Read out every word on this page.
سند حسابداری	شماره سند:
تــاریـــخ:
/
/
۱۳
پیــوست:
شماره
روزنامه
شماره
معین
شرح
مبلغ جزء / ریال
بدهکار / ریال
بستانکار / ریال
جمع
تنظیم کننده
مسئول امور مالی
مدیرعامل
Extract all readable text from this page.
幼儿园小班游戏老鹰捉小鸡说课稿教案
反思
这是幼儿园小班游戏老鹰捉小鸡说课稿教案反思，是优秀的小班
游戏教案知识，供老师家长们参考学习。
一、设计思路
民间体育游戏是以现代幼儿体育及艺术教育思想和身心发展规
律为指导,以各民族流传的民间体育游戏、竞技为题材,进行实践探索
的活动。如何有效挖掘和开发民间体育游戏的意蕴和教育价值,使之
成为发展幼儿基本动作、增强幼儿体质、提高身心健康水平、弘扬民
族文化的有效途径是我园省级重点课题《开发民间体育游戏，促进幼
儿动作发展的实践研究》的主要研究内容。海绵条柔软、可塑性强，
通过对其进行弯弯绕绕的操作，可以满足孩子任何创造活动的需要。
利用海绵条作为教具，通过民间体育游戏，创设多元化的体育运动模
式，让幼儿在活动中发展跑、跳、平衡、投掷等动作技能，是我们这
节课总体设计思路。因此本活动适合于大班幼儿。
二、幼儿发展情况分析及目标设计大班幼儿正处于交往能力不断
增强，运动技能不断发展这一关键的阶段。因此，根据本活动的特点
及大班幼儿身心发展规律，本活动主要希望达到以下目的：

══════════

▶ **WORK TO BE COMPLETED**
Every entry must be output again, exactly as written above.

▶ **TASK ANSWER**
Read out every word on this page.
سند حسابداری	شماره سند:
تــاریـــخ:
/
/
۱۳
پیــوست:
شماره
روزنامه
شماره
معین
شرح
مبلغ جزء / ریال
بدهکار / ریال
بستانکار / ریال
جمع
تنظیم کننده
مسئول امور مالی
مدیرعامل
Extract all readable text from this page.
幼儿园小班游戏老鹰捉小鸡说课稿教案
反思
这是幼儿园小班游戏老鹰捉小鸡说课稿教案反思，是优秀的小班
游戏教案知识，供老师家长们参考学习。
一、设计思路
民间体育游戏是以现代幼儿体育及艺术教育思想和身心发展规
律为指导,以各民族流传的民间体育游戏、竞技为题材,进行实践探索
的活动。如何有效挖掘和开发民间体育游戏的意蕴和教育价值,使之
成为发展幼儿基本动作、增强幼儿体质、提高身心健康水平、弘扬民
族文化的有效途径是我园省级重点课题《开发民间体育游戏，促进幼
儿动作发展的实践研究》的主要研究内容。海绵条柔软、可塑性强，
通过对其进行弯弯绕绕的操作，可以满足孩子任何创造活动的需要。
利用海绵条作为教具，通过民间体育游戏，创设多元化的体育运动模
式，让幼儿在活动中发展跑、跳、平衡、投掷等动作技能，是我们这
节课总体设计思路。因此本活动适合于大班幼儿。
二、幼儿发展情况分析及目标设计大班幼儿正处于交往能力不断
增强，运动技能不断发展这一关键的阶段。因此，根据本活动的特点
及大班幼儿身心发展规律，本活动主要希望达到以下目的：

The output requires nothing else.